**Given request:** Would you return all of this data exactly, leaving nothing out?

(Items from a figure collection)
— start —

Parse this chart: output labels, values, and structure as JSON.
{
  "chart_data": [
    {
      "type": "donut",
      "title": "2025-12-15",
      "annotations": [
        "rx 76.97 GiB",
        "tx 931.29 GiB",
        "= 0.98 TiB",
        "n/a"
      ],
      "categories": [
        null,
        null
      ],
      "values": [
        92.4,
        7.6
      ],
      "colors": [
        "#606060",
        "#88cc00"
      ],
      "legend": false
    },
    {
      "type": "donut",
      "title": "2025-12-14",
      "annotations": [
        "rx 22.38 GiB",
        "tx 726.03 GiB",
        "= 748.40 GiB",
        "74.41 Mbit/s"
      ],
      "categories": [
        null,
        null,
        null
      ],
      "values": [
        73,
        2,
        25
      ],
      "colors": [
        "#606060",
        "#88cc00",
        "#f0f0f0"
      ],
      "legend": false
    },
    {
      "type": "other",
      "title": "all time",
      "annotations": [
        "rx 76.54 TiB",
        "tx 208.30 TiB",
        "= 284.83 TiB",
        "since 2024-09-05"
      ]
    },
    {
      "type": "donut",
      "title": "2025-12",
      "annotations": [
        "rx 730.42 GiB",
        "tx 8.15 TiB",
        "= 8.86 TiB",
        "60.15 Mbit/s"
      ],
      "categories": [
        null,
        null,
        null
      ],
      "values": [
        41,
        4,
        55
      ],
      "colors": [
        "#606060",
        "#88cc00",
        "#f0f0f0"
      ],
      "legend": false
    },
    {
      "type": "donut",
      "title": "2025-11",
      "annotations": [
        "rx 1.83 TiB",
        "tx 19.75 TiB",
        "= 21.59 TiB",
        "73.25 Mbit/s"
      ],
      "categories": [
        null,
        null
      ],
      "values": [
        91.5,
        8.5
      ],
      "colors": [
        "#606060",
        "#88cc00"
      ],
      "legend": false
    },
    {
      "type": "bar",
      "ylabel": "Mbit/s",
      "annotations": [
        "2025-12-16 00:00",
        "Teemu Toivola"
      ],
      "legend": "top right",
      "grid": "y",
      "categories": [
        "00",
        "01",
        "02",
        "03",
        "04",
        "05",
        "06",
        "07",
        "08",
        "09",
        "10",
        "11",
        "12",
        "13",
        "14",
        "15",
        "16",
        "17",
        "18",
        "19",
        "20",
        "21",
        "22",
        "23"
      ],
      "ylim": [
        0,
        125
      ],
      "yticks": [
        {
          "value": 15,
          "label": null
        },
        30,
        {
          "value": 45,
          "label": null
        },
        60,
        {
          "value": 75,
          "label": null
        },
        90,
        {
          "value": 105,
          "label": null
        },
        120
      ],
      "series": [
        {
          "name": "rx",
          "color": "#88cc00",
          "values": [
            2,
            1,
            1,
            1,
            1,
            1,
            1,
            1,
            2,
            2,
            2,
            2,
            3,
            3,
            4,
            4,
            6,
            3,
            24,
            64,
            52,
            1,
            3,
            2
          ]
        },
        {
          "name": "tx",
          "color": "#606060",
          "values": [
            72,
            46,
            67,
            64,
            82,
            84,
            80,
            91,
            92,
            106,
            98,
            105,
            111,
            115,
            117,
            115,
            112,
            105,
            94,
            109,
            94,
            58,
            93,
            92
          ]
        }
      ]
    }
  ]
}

— end —

**Correct result:**
Parse this chart: output labels, values, and structure as JSON.
{
  "chart_data": [
    {
      "type": "donut",
      "title": "2025-12-15",
      "annotations": [
        "rx 76.97 GiB",
        "tx 931.29 GiB",
        "= 0.98 TiB",
        "n/a"
      ],
      "categories": [
        null,
        null
      ],
      "values": [
        92.4,
        7.6
      ],
      "colors": [
        "#606060",
        "#88cc00"
      ],
      "legend": false
    },
    {
      "type": "donut",
      "title": "2025-12-14",
      "annotations": [
        "rx 22.38 GiB",
        "tx 726.03 GiB",
        "= 748.40 GiB",
        "74.41 Mbit/s"
      ],
      "categories": [
        null,
        null,
        null
      ],
      "values": [
        73,
        2,
        25
      ],
      "colors": [
        "#606060",
        "#88cc00",
        "#f0f0f0"
      ],
      "legend": false
    },
    {
      "type": "other",
      "title": "all time",
      "annotations": [
        "rx 76.54 TiB",
        "tx 208.30 TiB",
        "= 284.83 TiB",
        "since 2024-09-05"
      ]
    },
    {
      "type": "donut",
      "title": "2025-12",
      "annotations": [
        "rx 730.42 GiB",
        "tx 8.15 TiB",
        "= 8.86 TiB",
        "60.15 Mbit/s"
      ],
      "categories": [
        null,
        null,
        null
      ],
      "values": [
        41,
        4,
        55
      ],
      "colors": [
        "#606060",
        "#88cc00",
        "#f0f0f0"
      ],
      "legend": false
    },
    {
      "type": "donut",
      "title": "2025-11",
      "annotations": [
        "rx 1.83 TiB",
        "tx 19.75 TiB",
        "= 21.59 TiB",
        "73.25 Mbit/s"
      ],
      "categories": [
        null,
        null
      ],
      "values": [
        91.5,
        8.5
      ],
      "colors": [
        "#606060",
        "#88cc00"
      ],
      "legend": false
    },
    {
      "type": "bar",
      "ylabel": "Mbit/s",
      "annotations": [
        "2025-12-16 00:00",
        "Teemu Toivola"
      ],
      "legend": "top right",
      "grid": "y",
      "categories": [
        "00",
        "01",
        "02",
        "03",
        "04",
        "05",
        "06",
        "07",
        "08",
        "09",
        "10",
        "11",
        "12",
        "13",
        "14",
        "15",
        "16",
        "17",
        "18",
        "19",
        "20",
        "21",
        "22",
        "23"
      ],
      "ylim": [
        0,
        125
      ],
      "yticks": [
        {
          "value": 15,
          "label": null
        },
        30,
        {
          "value": 45,
          "label": null
        },
        60,
        {
          "value": 75,
          "label": null
        },
        90,
        {
          "value": 105,
          "label": null
        },
        120
      ],
      "series": [
        {
          "name": "rx",
          "color": "#88cc00",
          "values": [
            2,
            1,
            1,
            1,
            1,
            1,
            1,
            1,
            2,
            2,
            2,
            2,
            3,
            3,
            4,
            4,
            6,
            3,
            24,
            64,
            52,
            1,
            3,
            2
          ]
        },
        {
          "name": "tx",
          "color": "#606060",
          "values": [
            72,
            46,
            67,
            64,
            82,
            84,
            80,
            91,
            92,
            106,
            98,
            105,
            111,
            115,
            117,
            115,
            112,
            105,
            94,
            109,
            94,
            58,
            93,
            92
          ]
        }
      ]
    }
  ]
}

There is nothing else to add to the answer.